▶ What this task involves
Copy each line below that includes "EXTERIOR".

▶ Entries supplied
━━━━
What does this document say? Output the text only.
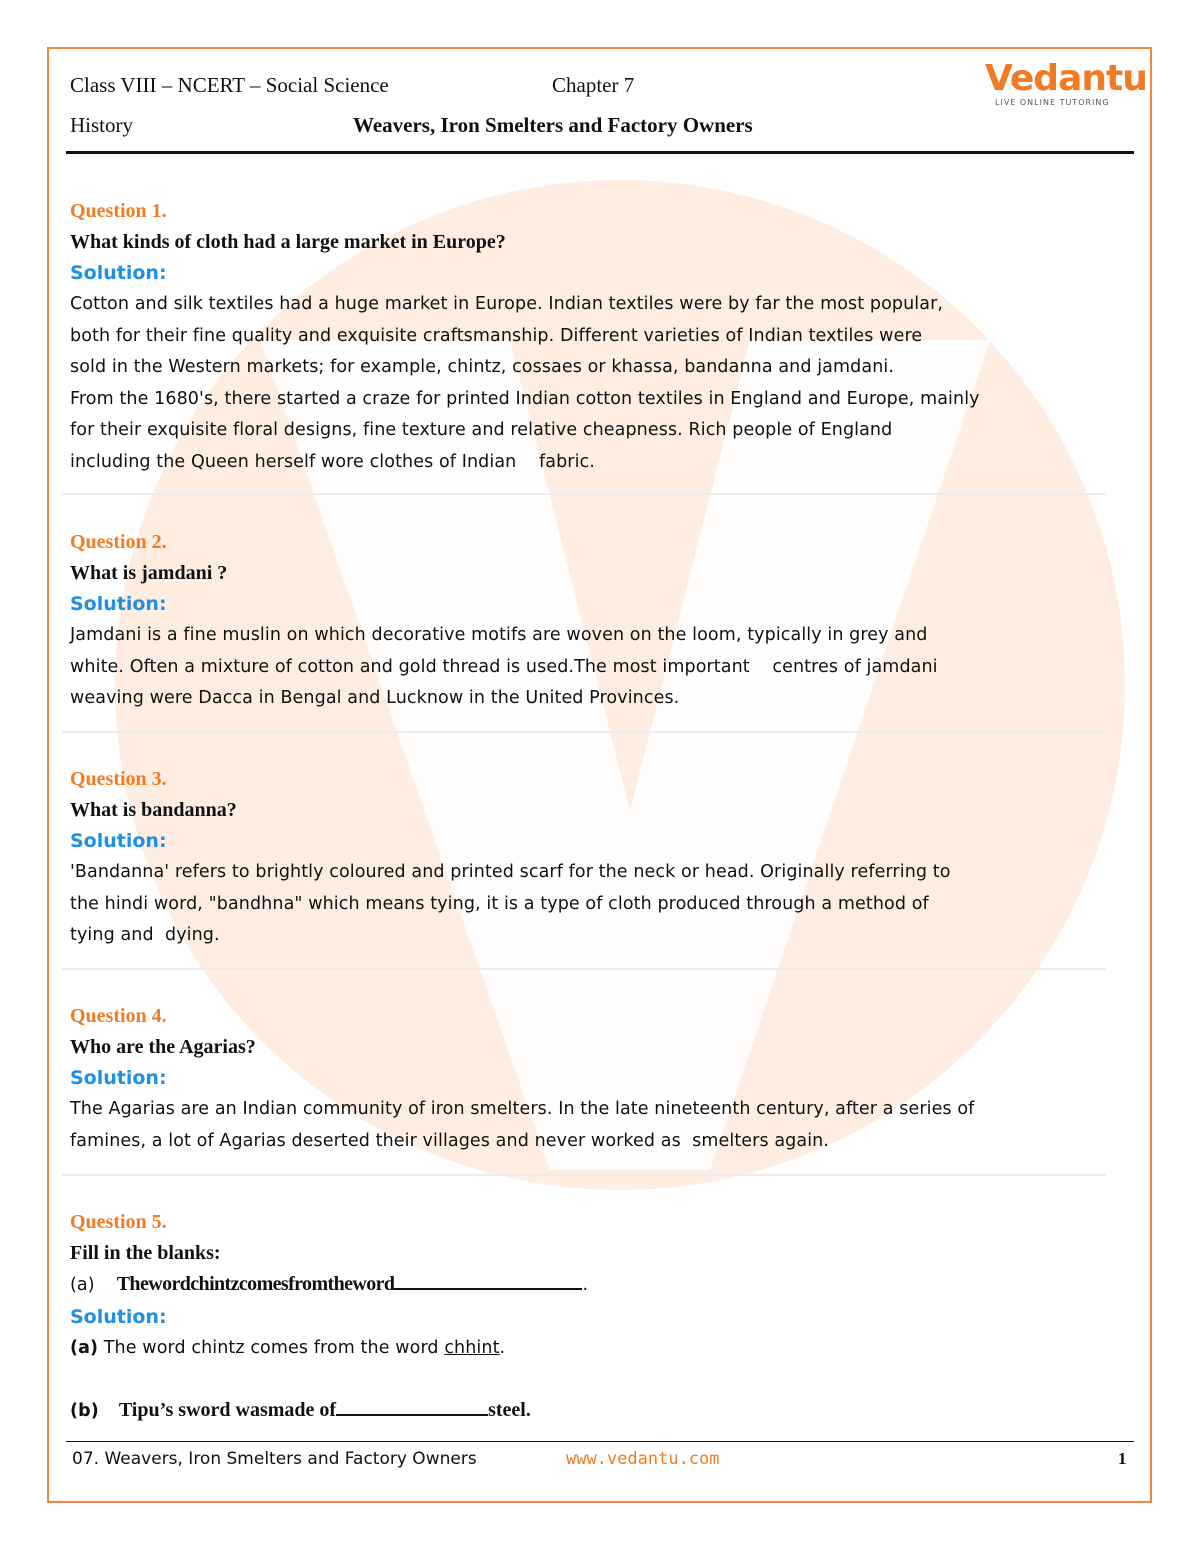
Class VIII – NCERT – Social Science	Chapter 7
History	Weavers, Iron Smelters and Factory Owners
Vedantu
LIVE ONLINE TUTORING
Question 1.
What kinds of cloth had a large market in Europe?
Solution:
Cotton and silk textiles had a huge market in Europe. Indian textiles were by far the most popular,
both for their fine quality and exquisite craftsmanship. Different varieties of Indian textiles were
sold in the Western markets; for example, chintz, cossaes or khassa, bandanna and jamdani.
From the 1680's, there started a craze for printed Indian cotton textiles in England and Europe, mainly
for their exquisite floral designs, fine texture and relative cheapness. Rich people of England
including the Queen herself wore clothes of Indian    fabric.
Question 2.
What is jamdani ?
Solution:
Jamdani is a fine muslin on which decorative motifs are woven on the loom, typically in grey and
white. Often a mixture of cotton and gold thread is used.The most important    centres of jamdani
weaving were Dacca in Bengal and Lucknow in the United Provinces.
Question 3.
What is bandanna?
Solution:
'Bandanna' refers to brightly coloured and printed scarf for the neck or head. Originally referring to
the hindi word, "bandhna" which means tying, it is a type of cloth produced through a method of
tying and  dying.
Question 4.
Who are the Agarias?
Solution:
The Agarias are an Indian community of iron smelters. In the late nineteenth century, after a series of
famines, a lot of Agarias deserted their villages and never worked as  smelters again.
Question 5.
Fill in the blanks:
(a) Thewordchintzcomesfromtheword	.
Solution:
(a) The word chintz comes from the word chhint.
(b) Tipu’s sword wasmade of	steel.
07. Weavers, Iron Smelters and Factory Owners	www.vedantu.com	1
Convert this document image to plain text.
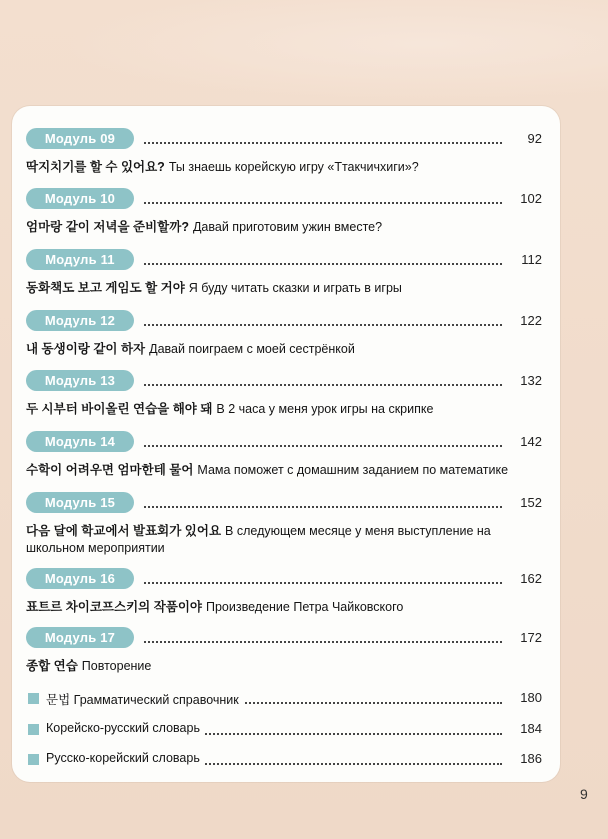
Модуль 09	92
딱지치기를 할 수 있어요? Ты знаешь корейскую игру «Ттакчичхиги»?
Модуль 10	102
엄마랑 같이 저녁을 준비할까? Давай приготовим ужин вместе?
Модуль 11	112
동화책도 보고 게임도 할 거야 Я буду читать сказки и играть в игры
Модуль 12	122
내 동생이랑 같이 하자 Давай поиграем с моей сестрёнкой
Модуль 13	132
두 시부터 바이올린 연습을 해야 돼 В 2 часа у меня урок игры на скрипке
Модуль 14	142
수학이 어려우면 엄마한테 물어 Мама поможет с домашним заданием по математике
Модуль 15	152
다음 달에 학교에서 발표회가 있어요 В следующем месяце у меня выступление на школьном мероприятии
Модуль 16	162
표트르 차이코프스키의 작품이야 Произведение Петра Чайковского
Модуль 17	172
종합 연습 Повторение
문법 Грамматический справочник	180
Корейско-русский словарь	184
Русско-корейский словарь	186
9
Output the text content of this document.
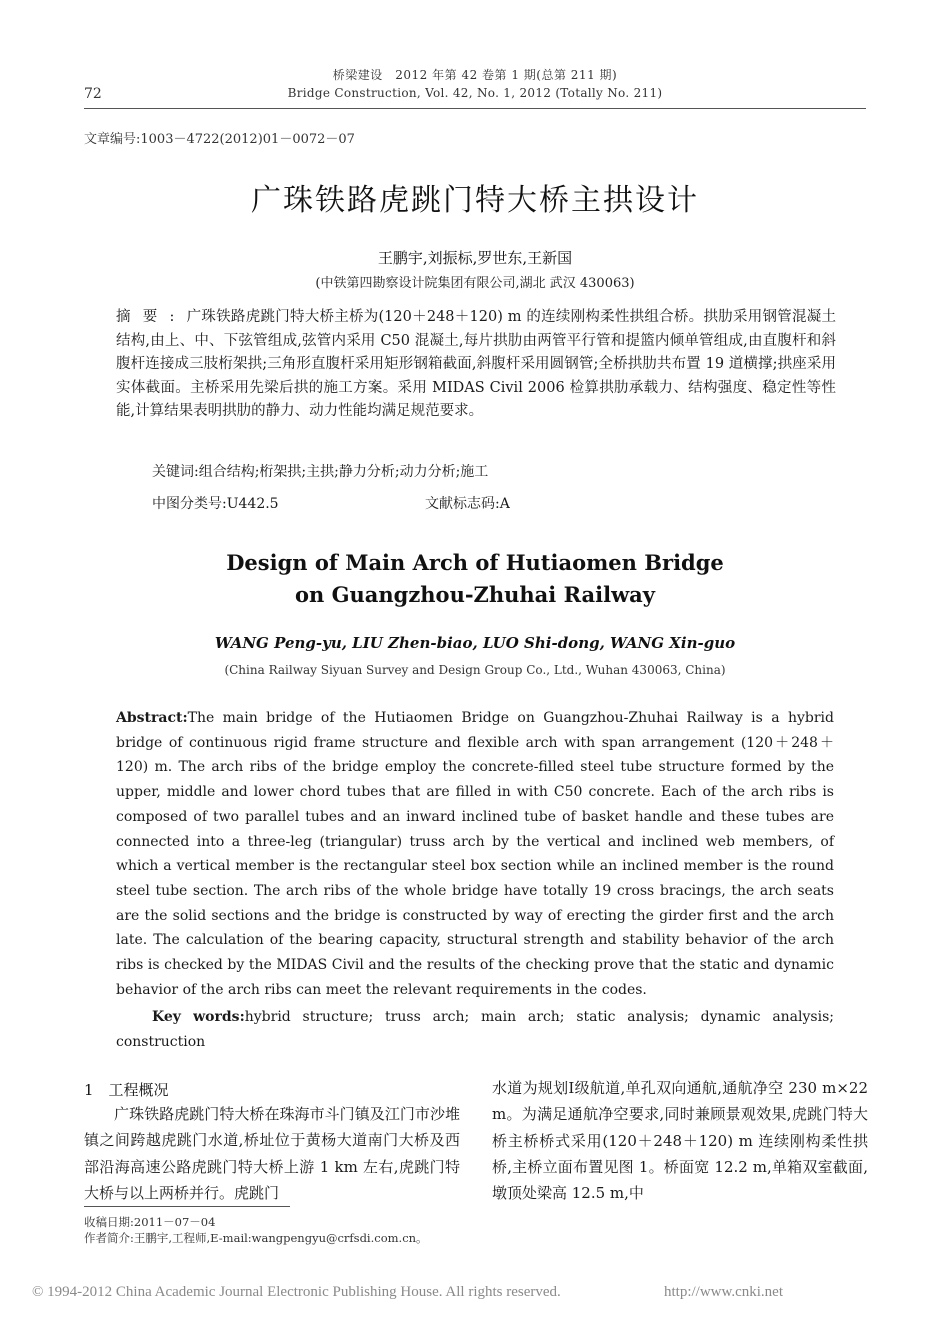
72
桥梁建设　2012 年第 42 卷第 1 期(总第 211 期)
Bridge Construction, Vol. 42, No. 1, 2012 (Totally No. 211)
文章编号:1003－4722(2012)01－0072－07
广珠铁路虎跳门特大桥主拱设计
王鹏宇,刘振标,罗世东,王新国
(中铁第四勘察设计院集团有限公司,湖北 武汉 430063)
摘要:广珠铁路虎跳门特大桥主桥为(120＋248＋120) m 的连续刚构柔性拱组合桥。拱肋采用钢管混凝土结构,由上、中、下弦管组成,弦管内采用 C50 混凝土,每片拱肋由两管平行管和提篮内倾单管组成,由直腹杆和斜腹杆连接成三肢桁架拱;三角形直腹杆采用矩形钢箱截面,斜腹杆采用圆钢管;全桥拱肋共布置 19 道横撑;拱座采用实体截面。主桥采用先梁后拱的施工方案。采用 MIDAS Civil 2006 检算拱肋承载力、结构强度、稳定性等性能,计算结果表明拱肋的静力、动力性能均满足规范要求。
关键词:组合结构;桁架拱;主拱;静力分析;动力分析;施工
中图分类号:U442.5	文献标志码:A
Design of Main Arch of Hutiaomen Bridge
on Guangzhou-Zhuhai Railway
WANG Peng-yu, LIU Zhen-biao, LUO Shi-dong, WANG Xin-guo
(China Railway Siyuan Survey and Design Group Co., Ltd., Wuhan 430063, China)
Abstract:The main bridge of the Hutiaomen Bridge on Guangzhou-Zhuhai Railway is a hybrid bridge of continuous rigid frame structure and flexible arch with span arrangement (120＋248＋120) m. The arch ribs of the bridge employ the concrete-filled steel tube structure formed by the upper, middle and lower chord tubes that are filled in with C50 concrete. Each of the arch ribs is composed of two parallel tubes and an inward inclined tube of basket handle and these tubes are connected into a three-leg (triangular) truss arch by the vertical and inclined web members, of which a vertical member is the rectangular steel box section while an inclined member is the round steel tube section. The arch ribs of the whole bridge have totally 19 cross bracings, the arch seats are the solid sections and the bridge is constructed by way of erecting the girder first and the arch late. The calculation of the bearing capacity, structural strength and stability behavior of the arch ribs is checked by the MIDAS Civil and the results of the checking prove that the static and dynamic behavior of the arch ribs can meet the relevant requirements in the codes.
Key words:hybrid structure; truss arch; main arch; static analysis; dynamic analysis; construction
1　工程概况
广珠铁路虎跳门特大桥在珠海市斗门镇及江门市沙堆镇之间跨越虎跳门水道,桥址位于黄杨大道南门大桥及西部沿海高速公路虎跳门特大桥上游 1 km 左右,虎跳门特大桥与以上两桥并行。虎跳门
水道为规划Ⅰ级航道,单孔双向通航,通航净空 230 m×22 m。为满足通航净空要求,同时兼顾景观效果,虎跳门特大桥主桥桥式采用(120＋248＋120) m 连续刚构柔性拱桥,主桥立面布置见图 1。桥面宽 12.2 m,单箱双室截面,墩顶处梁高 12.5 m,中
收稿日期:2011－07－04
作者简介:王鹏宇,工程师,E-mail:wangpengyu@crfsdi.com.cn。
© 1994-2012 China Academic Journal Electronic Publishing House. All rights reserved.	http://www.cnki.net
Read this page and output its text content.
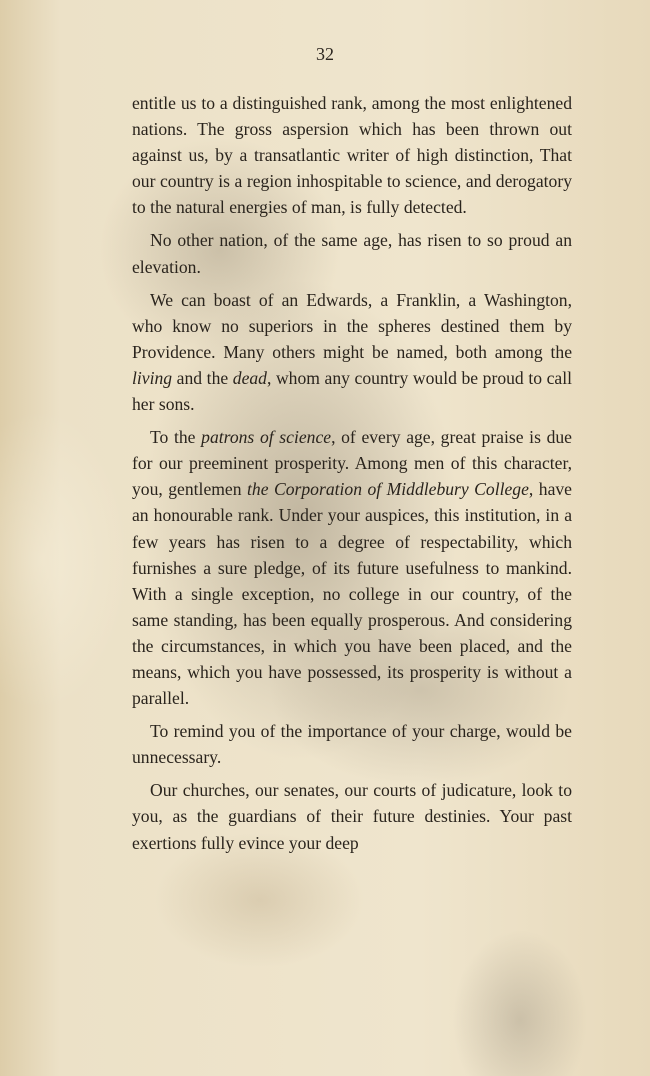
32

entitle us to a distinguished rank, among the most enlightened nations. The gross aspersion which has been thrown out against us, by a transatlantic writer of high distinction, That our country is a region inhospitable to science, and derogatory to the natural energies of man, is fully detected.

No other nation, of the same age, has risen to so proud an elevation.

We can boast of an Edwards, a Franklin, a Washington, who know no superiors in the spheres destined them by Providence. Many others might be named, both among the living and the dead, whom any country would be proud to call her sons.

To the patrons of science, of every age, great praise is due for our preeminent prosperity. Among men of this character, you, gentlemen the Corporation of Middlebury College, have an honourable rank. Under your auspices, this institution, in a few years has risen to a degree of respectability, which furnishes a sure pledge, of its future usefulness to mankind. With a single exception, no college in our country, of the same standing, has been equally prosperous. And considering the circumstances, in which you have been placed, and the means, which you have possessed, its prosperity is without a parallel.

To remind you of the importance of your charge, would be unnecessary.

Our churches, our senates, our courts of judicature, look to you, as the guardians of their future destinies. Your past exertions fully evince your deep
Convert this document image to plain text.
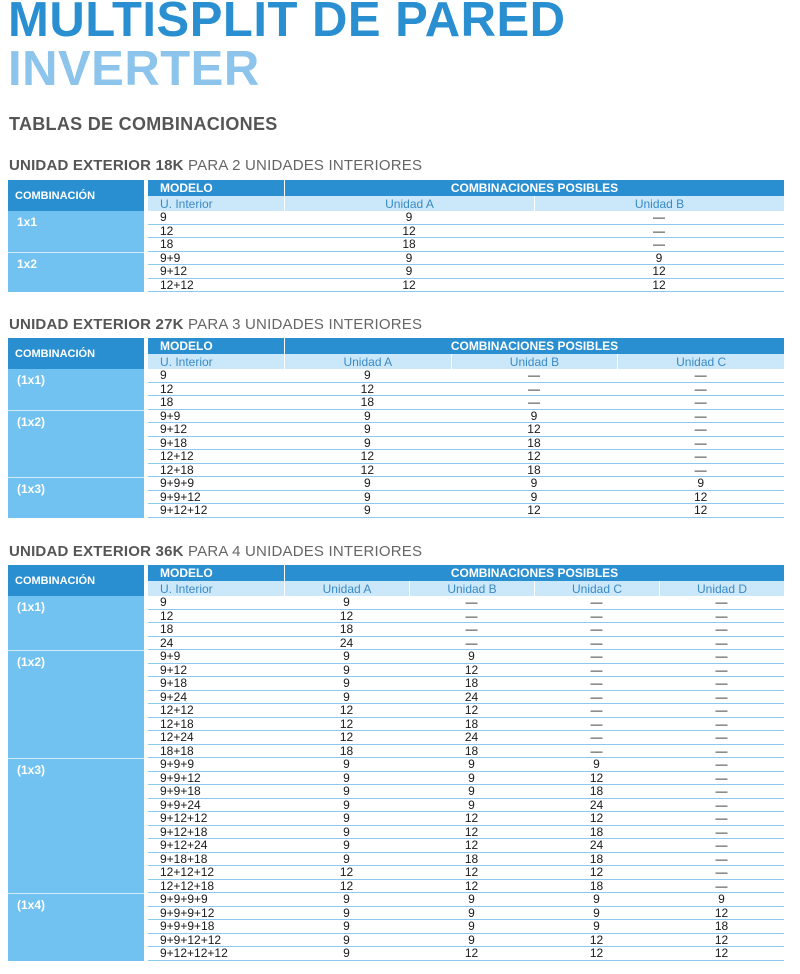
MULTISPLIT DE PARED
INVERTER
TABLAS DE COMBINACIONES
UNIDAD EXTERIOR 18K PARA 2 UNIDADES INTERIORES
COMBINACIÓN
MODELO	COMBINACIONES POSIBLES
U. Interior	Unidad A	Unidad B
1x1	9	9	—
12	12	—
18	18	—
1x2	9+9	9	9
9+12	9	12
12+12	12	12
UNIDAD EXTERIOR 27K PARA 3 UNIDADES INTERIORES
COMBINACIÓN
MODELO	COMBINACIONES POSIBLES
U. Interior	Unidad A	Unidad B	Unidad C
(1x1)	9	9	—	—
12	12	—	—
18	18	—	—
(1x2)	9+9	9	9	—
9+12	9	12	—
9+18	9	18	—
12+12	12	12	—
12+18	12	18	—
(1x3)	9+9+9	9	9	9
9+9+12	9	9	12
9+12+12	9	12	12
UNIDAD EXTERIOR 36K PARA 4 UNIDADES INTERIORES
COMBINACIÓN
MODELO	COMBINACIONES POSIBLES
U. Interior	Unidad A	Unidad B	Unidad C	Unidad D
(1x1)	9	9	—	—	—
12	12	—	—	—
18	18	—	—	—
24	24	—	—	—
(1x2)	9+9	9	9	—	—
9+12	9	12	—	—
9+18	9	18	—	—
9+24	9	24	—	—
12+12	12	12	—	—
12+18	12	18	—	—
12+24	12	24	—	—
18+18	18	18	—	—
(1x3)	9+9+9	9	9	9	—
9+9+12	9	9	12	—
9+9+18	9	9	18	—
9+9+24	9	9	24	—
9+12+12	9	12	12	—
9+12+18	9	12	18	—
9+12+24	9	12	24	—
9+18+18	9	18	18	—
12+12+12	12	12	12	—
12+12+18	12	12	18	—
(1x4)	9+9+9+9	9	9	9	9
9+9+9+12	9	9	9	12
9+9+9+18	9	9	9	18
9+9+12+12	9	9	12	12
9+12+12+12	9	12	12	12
━━━━
▶ The output
UNIDAD EXTERIOR 18K PARA 2 UNIDADES INTERIORES
UNIDAD EXTERIOR 27K PARA 3 UNIDADES INTERIORES
UNIDAD EXTERIOR 36K PARA 4 UNIDADES INTERIORES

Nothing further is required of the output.